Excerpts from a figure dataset

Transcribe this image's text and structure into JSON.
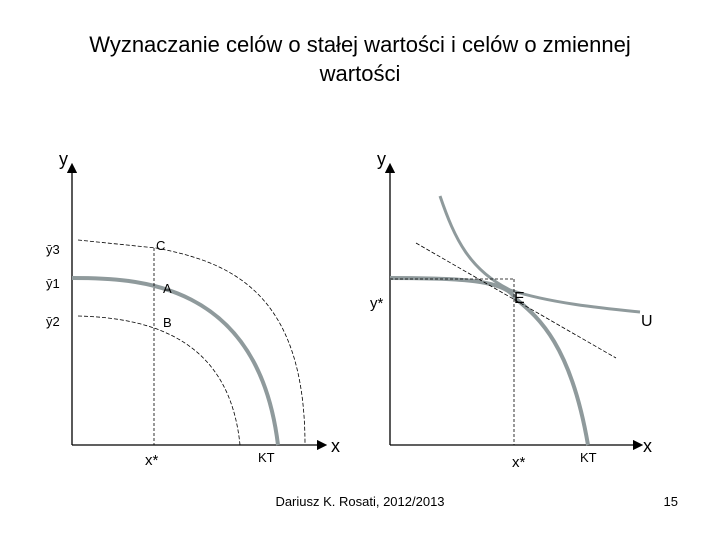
{
  "slide": {
    "title_line1": "Wyznaczanie celów o stałej wartości i celów o zmiennej",
    "title_line2": "wartości",
    "footer": "Dariusz K. Rosati, 2012/2013",
    "page_number": "15"
  },
  "left_diagram": {
    "y_axis_label": "y",
    "x_axis_label": "x",
    "y_ticks": [
      "ȳ3",
      "ȳ1",
      "ȳ2"
    ],
    "point_labels": [
      "C",
      "A",
      "B"
    ],
    "x_star": "x*",
    "curve_label": "KT"
  },
  "right_diagram": {
    "y_axis_label": "y",
    "x_axis_label": "x",
    "y_star": "y*",
    "x_star": "x*",
    "point_label": "E",
    "curve_label": "KT",
    "indifference_label": "U"
  },
  "colors": {
    "main_curve": "#8f9a9c",
    "axis": "#000000",
    "dashed": "#000000"
  }
}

▶ EXERCISE DIRECTIONS: Nothing but the pictures may be dropped; output the records above exactly.

▶ ANSWER TO THE TASK:
Transcribe this image's text and structure into JSON.
{
  "slide": {
    "title_line1": "Wyznaczanie celów o stałej wartości i celów o zmiennej",
    "title_line2": "wartości",
    "footer": "Dariusz K. Rosati, 2012/2013",
    "page_number": "15"
  },
  "left_diagram": {
    "y_axis_label": "y",
    "x_axis_label": "x",
    "y_ticks": [
      "ȳ3",
      "ȳ1",
      "ȳ2"
    ],
    "point_labels": [
      "C",
      "A",
      "B"
    ],
    "x_star": "x*",
    "curve_label": "KT"
  },
  "right_diagram": {
    "y_axis_label": "y",
    "x_axis_label": "x",
    "y_star": "y*",
    "x_star": "x*",
    "point_label": "E",
    "curve_label": "KT",
    "indifference_label": "U"
  },
  "colors": {
    "main_curve": "#8f9a9c",
    "axis": "#000000",
    "dashed": "#000000"
  }
}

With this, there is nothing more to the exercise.